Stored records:
-- begin --

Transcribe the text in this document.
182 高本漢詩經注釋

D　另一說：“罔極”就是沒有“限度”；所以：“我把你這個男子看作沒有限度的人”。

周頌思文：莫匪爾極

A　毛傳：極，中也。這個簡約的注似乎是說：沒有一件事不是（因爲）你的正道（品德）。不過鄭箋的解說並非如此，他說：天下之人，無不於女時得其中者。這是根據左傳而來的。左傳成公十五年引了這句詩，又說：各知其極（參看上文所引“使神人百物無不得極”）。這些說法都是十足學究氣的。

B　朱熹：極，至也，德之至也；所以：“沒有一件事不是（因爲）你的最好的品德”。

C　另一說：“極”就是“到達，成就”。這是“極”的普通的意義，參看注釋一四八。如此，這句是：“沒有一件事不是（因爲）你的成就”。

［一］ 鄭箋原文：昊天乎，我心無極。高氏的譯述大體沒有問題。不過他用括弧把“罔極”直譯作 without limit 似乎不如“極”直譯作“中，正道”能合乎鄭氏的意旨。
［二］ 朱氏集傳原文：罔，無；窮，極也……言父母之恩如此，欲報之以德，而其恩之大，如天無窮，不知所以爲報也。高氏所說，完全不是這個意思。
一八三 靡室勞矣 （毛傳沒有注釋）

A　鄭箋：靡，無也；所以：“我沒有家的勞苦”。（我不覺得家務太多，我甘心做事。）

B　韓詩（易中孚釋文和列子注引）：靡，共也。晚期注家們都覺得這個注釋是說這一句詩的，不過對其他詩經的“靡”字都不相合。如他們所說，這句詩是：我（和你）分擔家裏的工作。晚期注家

-- end --

> **What the task requires**: Your task is to print the whole listing again exactly.

> **Problem solution**:
Transcribe the text in this document.
182 高本漢詩經注釋

D　另一說：“罔極”就是沒有“限度”；所以：“我把你這個男子看作沒有限度的人”。

周頌思文：莫匪爾極

A　毛傳：極，中也。這個簡約的注似乎是說：沒有一件事不是（因爲）你的正道（品德）。不過鄭箋的解說並非如此，他說：天下之人，無不於女時得其中者。這是根據左傳而來的。左傳成公十五年引了這句詩，又說：各知其極（參看上文所引“使神人百物無不得極”）。這些說法都是十足學究氣的。

B　朱熹：極，至也，德之至也；所以：“沒有一件事不是（因爲）你的最好的品德”。

C　另一說：“極”就是“到達，成就”。這是“極”的普通的意義，參看注釋一四八。如此，這句是：“沒有一件事不是（因爲）你的成就”。

［一］ 鄭箋原文：昊天乎，我心無極。高氏的譯述大體沒有問題。不過他用括弧把“罔極”直譯作 without limit 似乎不如“極”直譯作“中，正道”能合乎鄭氏的意旨。
［二］ 朱氏集傳原文：罔，無；窮，極也……言父母之恩如此，欲報之以德，而其恩之大，如天無窮，不知所以爲報也。高氏所說，完全不是這個意思。
一八三 靡室勞矣 （毛傳沒有注釋）

A　鄭箋：靡，無也；所以：“我沒有家的勞苦”。（我不覺得家務太多，我甘心做事。）

B　韓詩（易中孚釋文和列子注引）：靡，共也。晚期注家們都覺得這個注釋是說這一句詩的，不過對其他詩經的“靡”字都不相合。如他們所說，這句詩是：我（和你）分擔家裏的工作。晚期注家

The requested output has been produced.